Challenge :: Find every line in the records below that contains the word "triangle", and copy each such line.
* * * * *
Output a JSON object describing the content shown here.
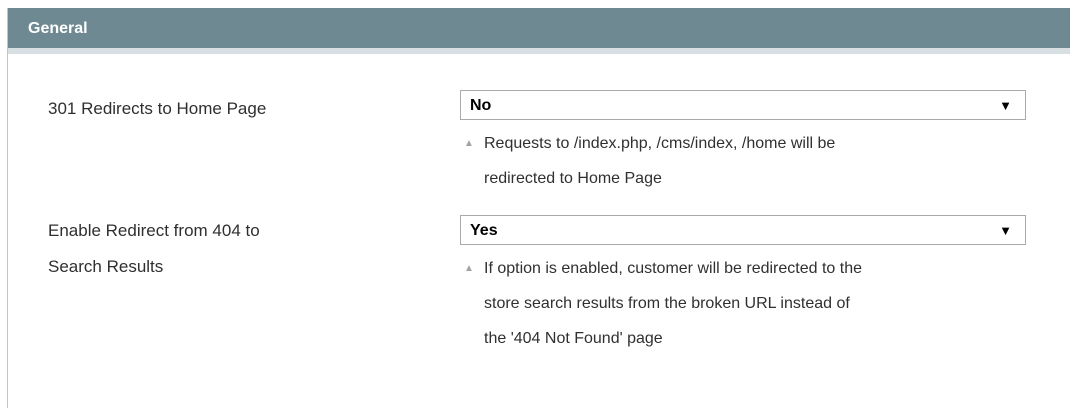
{
  "section": {
    "title": "General"
  },
  "fields": [
    {
      "label": "301 Redirects to Home Page",
      "value": "No",
      "note_lines": [
        "Requests to /index.php, /cms/index, /home will be",
        "redirected to Home Page"
      ]
    },
    {
      "label_lines": [
        "Enable Redirect from 404 to",
        "Search Results"
      ],
      "value": "Yes",
      "note_lines": [
        "If option is enabled, customer will be redirected to the",
        "store search results from the broken URL instead of",
        "the '404 Not Found' page"
      ]
    }
  ],
  "icons": {
    "dropdown": "triangle-down",
    "note": "triangle-up"
  },
  "colors": {
    "header_bg": "#6f8992",
    "header_text": "#ffffff",
    "header_border": "#d7dfe2"
  }
}
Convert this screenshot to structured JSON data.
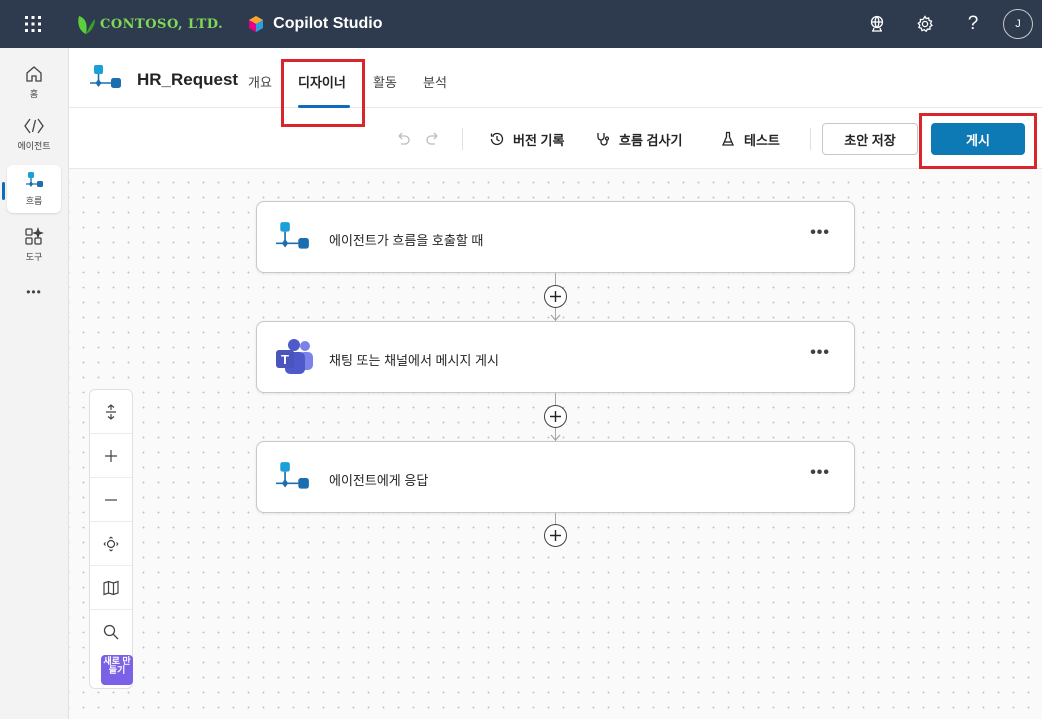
{
  "topbar": {
    "company": "CONTOSO, LTD.",
    "product": "Copilot Studio",
    "avatar_initial": "J",
    "help_label": "?"
  },
  "rail": {
    "items": [
      {
        "label": "홈",
        "icon": "home-icon"
      },
      {
        "label": "에이전트",
        "icon": "agent-icon"
      },
      {
        "label": "흐름",
        "icon": "flow-icon"
      },
      {
        "label": "도구",
        "icon": "tools-icon"
      }
    ],
    "more_label": "•••"
  },
  "header": {
    "title": "HR_Request",
    "tabs": [
      {
        "label": "개요"
      },
      {
        "label": "디자이너"
      },
      {
        "label": "활동"
      },
      {
        "label": "분석"
      }
    ]
  },
  "toolbar": {
    "version_history": "버전 기록",
    "flow_checker": "흐름 검사기",
    "test": "테스트",
    "save_draft": "초안 저장",
    "publish": "게시"
  },
  "flow": {
    "steps": [
      {
        "label": "에이전트가 흐름을 호출할 때",
        "icon": "flow-icon"
      },
      {
        "label": "채팅 또는 채널에서 메시지 게시",
        "icon": "teams-icon"
      },
      {
        "label": "에이전트에게 응답",
        "icon": "flow-icon"
      }
    ],
    "more_label": "•••"
  },
  "zoom": {
    "new_label": "새로 만들기"
  },
  "colors": {
    "topbar": "#2e3b4e",
    "accent": "#0f6cbd",
    "publish": "#0e7ab5",
    "highlight": "#d9262b"
  }
}
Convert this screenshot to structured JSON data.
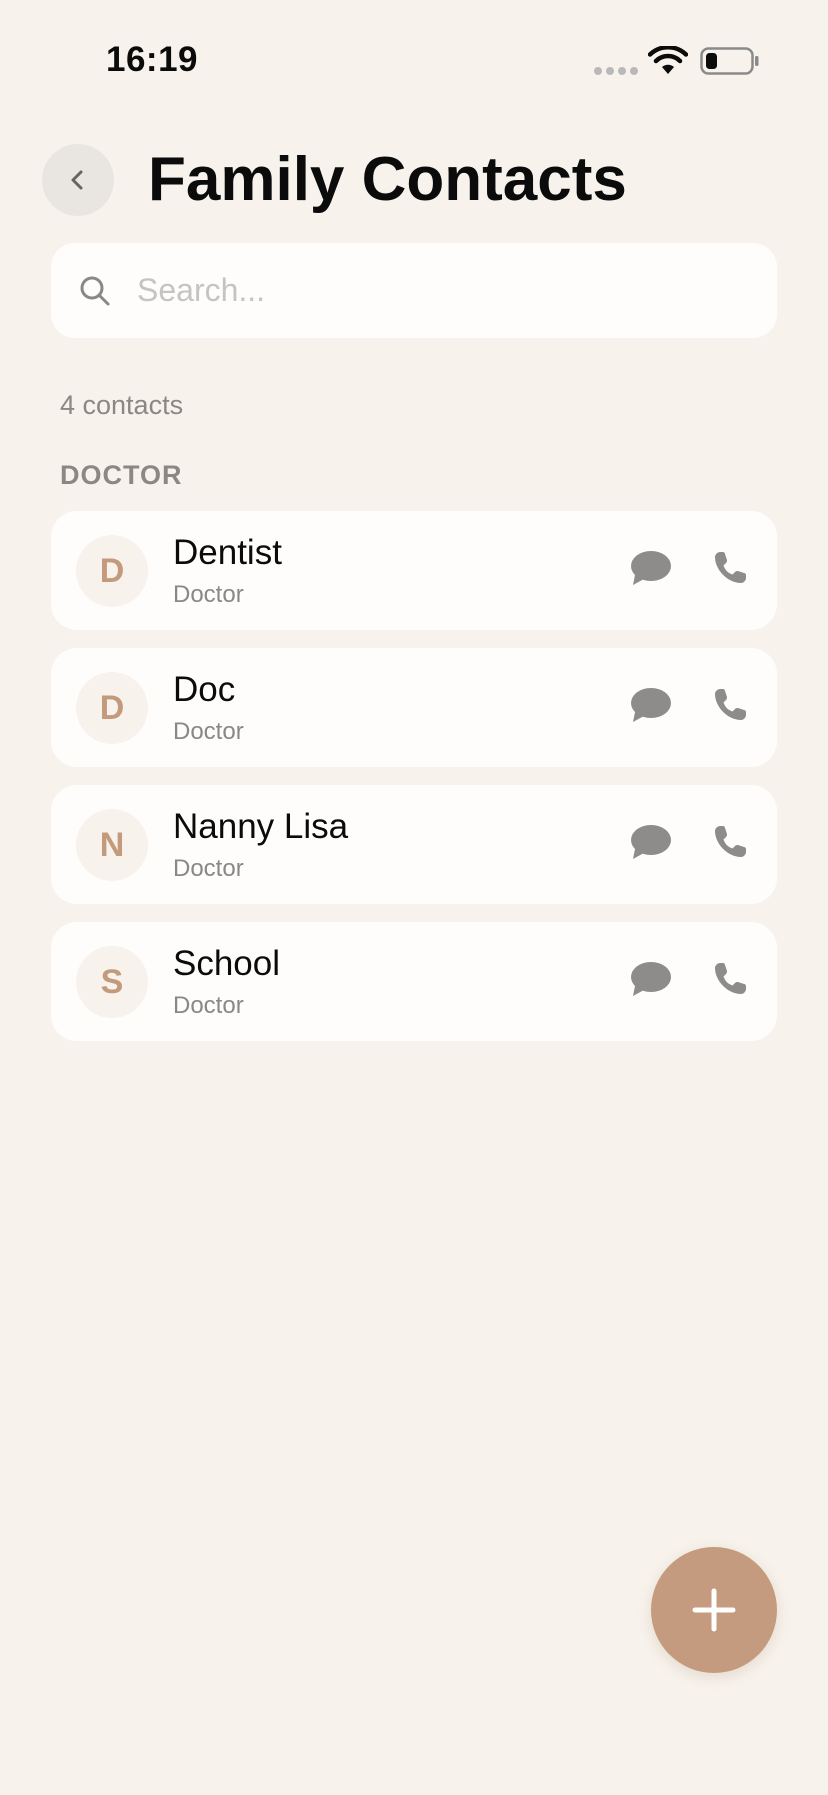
{
  "status_bar": {
    "time": "16:19"
  },
  "header": {
    "back_icon": "chevron-left-icon",
    "title": "Family Contacts"
  },
  "search": {
    "placeholder": "Search...",
    "value": "",
    "icon": "search-icon"
  },
  "summary": {
    "count_label": "4 contacts"
  },
  "sections": [
    {
      "title": "DOCTOR",
      "contacts": [
        {
          "initial": "D",
          "name": "Dentist",
          "role": "Doctor"
        },
        {
          "initial": "D",
          "name": "Doc",
          "role": "Doctor"
        },
        {
          "initial": "N",
          "name": "Nanny Lisa",
          "role": "Doctor"
        },
        {
          "initial": "S",
          "name": "School",
          "role": "Doctor"
        }
      ]
    }
  ],
  "actions": {
    "message_icon": "chat-bubble-icon",
    "call_icon": "phone-icon",
    "add_icon": "plus-icon"
  },
  "colors": {
    "background": "#f7f2ec",
    "card": "#fefdfb",
    "accent": "#c49b7e",
    "muted_text": "#8a8785",
    "icon_gray": "#8e8c8b"
  }
}
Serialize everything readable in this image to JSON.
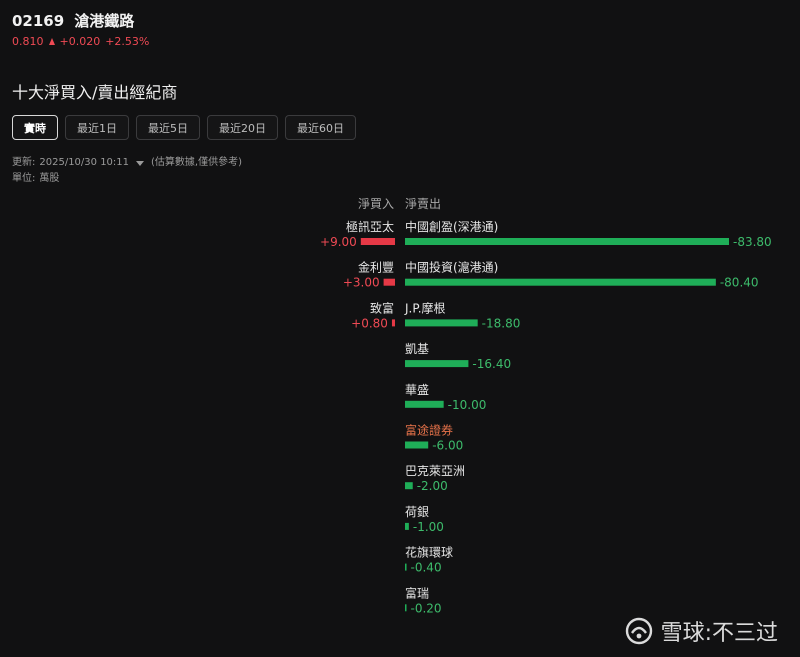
{
  "stock": {
    "code": "02169",
    "name": "滄港鐵路",
    "price": "0.810",
    "change": "+0.020",
    "change_pct": "+2.53%"
  },
  "section": {
    "title": "十大淨買入/賣出經紀商"
  },
  "tabs": [
    {
      "label": "實時",
      "active": true
    },
    {
      "label": "最近1日",
      "active": false
    },
    {
      "label": "最近5日",
      "active": false
    },
    {
      "label": "最近20日",
      "active": false
    },
    {
      "label": "最近60日",
      "active": false
    }
  ],
  "meta": {
    "update_label": "更新:",
    "update_time": "2025/10/30 10:11",
    "update_note": "(估算數據,僅供參考)",
    "unit_label": "單位:",
    "unit_value": "萬股"
  },
  "columns": {
    "buy": "淨買入",
    "sell": "淨賣出"
  },
  "colors": {
    "buy": "#e63946",
    "sell": "#1fae58",
    "buy_text": "#ef4a54",
    "sell_text": "#3dbb6b",
    "highlight": "#e8734a"
  },
  "chart_data": {
    "type": "bar",
    "buy": [
      {
        "name": "極訊亞太",
        "value": 9.0,
        "label": "+9.00"
      },
      {
        "name": "金利豐",
        "value": 3.0,
        "label": "+3.00"
      },
      {
        "name": "致富",
        "value": 0.8,
        "label": "+0.80"
      }
    ],
    "sell": [
      {
        "name": "中國創盈(深港通)",
        "value": -83.8,
        "label": "-83.80",
        "highlight": false
      },
      {
        "name": "中國投資(滬港通)",
        "value": -80.4,
        "label": "-80.40",
        "highlight": false
      },
      {
        "name": "J.P.摩根",
        "value": -18.8,
        "label": "-18.80",
        "highlight": false
      },
      {
        "name": "凱基",
        "value": -16.4,
        "label": "-16.40",
        "highlight": false
      },
      {
        "name": "華盛",
        "value": -10.0,
        "label": "-10.00",
        "highlight": false
      },
      {
        "name": "富途證券",
        "value": -6.0,
        "label": "-6.00",
        "highlight": true
      },
      {
        "name": "巴克萊亞洲",
        "value": -2.0,
        "label": "-2.00",
        "highlight": false
      },
      {
        "name": "荷銀",
        "value": -1.0,
        "label": "-1.00",
        "highlight": false
      },
      {
        "name": "花旗環球",
        "value": -0.4,
        "label": "-0.40",
        "highlight": false
      },
      {
        "name": "富瑞",
        "value": -0.2,
        "label": "-0.20",
        "highlight": false
      }
    ]
  },
  "watermark": {
    "text": "雪球:不三过"
  }
}
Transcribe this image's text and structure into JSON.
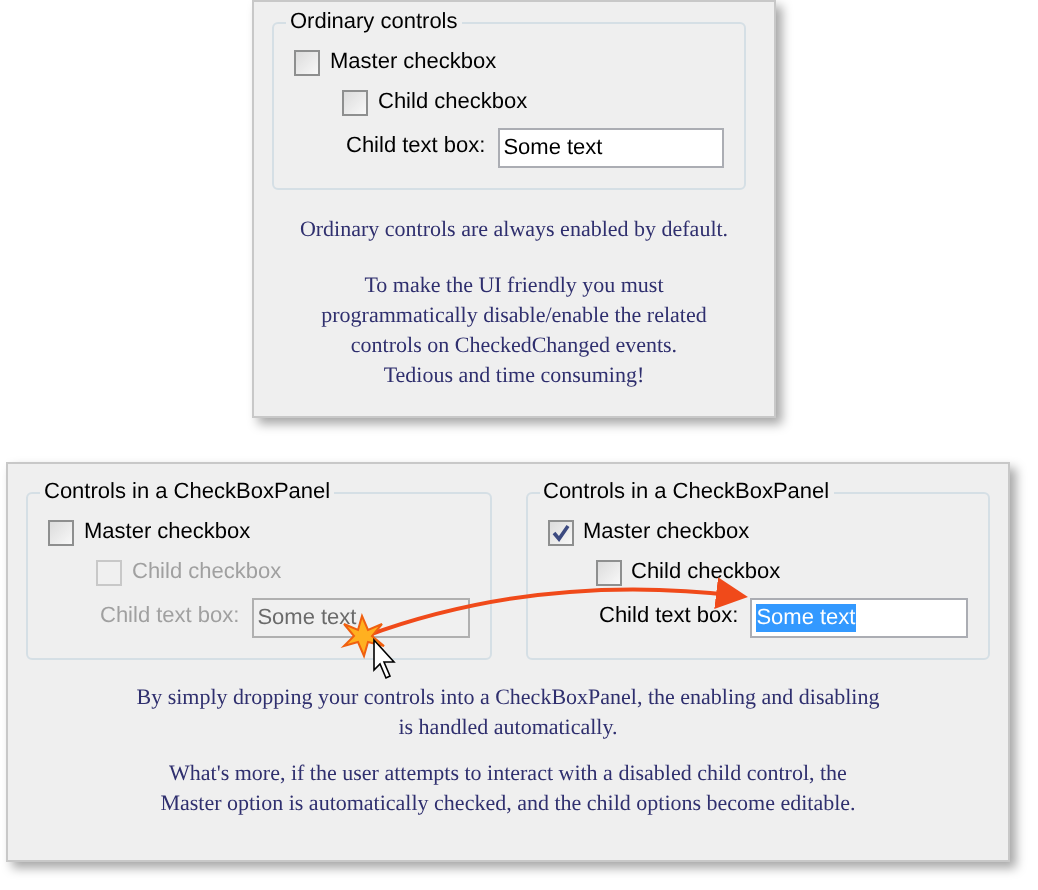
{
  "top_panel": {
    "group": {
      "title": "Ordinary controls",
      "master": {
        "label": "Master checkbox",
        "checked": false,
        "disabled": false
      },
      "child": {
        "label": "Child checkbox",
        "checked": false,
        "disabled": false
      },
      "text_box": {
        "label": "Child text box:",
        "value": "Some text",
        "disabled": false,
        "highlighted": false
      }
    },
    "paragraphs": [
      "Ordinary controls are always enabled by default.",
      "To make the UI friendly you must\nprogrammatically disable/enable the related\ncontrols on CheckedChanged events.\nTedious and time consuming!"
    ]
  },
  "bottom_panel": {
    "groups": [
      {
        "title": "Controls in a CheckBoxPanel",
        "master": {
          "label": "Master checkbox",
          "checked": false,
          "disabled": false
        },
        "child": {
          "label": "Child checkbox",
          "checked": false,
          "disabled": true
        },
        "text_box": {
          "label": "Child text box:",
          "value": "Some text",
          "disabled": true,
          "highlighted": false
        }
      },
      {
        "title": "Controls in a CheckBoxPanel",
        "master": {
          "label": "Master checkbox",
          "checked": true,
          "disabled": false
        },
        "child": {
          "label": "Child checkbox",
          "checked": false,
          "disabled": false
        },
        "text_box": {
          "label": "Child text box:",
          "value": "Some text",
          "disabled": false,
          "highlighted": true
        }
      }
    ],
    "paragraphs": [
      "By simply dropping your controls into a CheckBoxPanel, the enabling and disabling\nis handled automatically.",
      "What's more, if the user attempts to interact with a disabled child control, the\nMaster option is automatically checked, and the child options become editable."
    ]
  }
}
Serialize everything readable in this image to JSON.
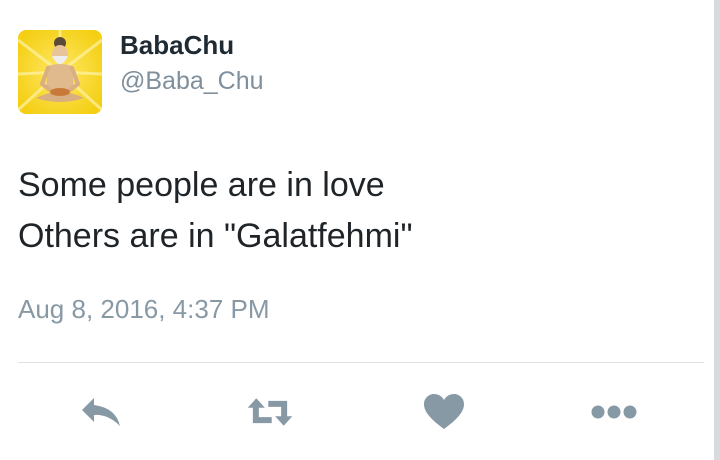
{
  "user": {
    "display_name": "BabaChu",
    "handle": "@Baba_Chu",
    "avatar_icon": "meditating-sage-avatar",
    "avatar_bg_color": "#f7d51c"
  },
  "tweet": {
    "lines": [
      "Some people are in love",
      "Others are in \"Galatfehmi\""
    ],
    "timestamp": "Aug 8, 2016, 4:37 PM"
  },
  "actions": [
    {
      "icon": "reply-icon"
    },
    {
      "icon": "retweet-icon"
    },
    {
      "icon": "heart-icon"
    },
    {
      "icon": "more-icon"
    }
  ],
  "colors": {
    "text_primary": "#1f2428",
    "text_secondary": "#8899a6",
    "icon_gray": "#8899a6",
    "divider": "#dfe3e6"
  }
}
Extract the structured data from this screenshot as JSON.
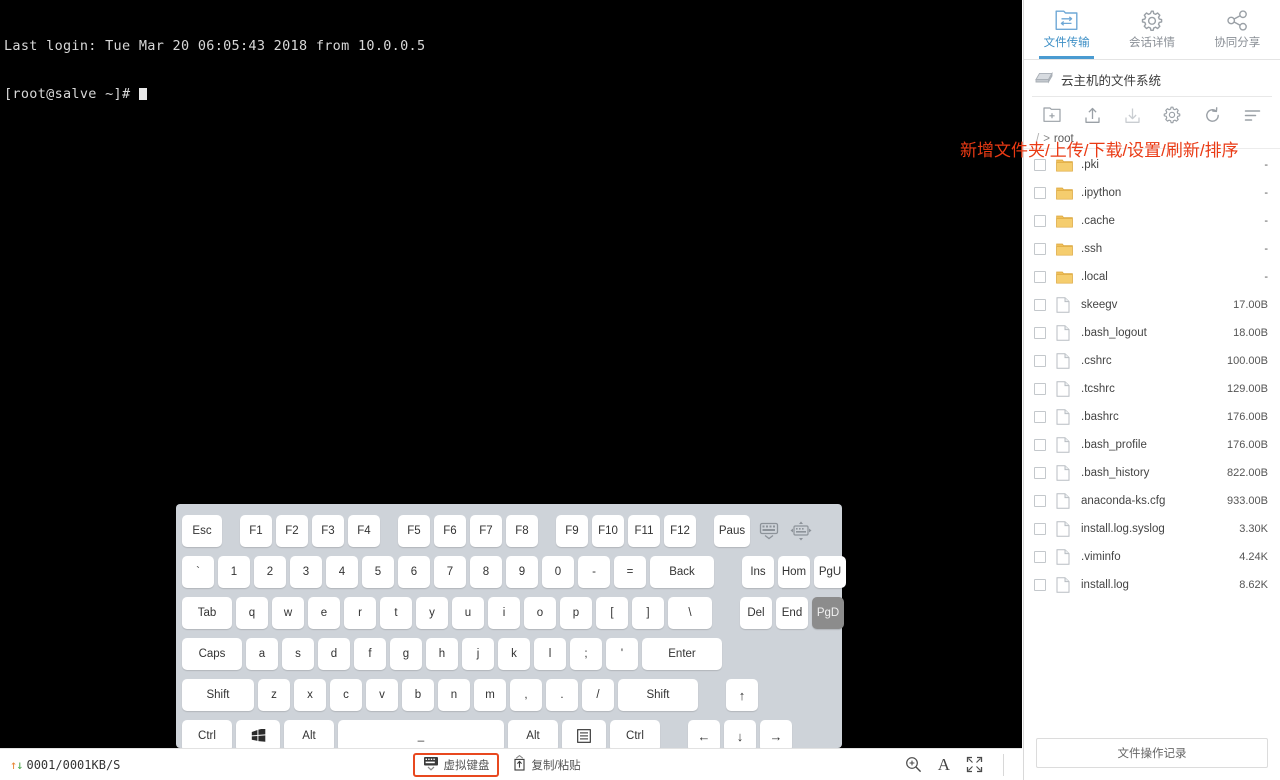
* * * * *
Finished task ::
    "dropdown": "triangle-down",
    "note": "triangle-up"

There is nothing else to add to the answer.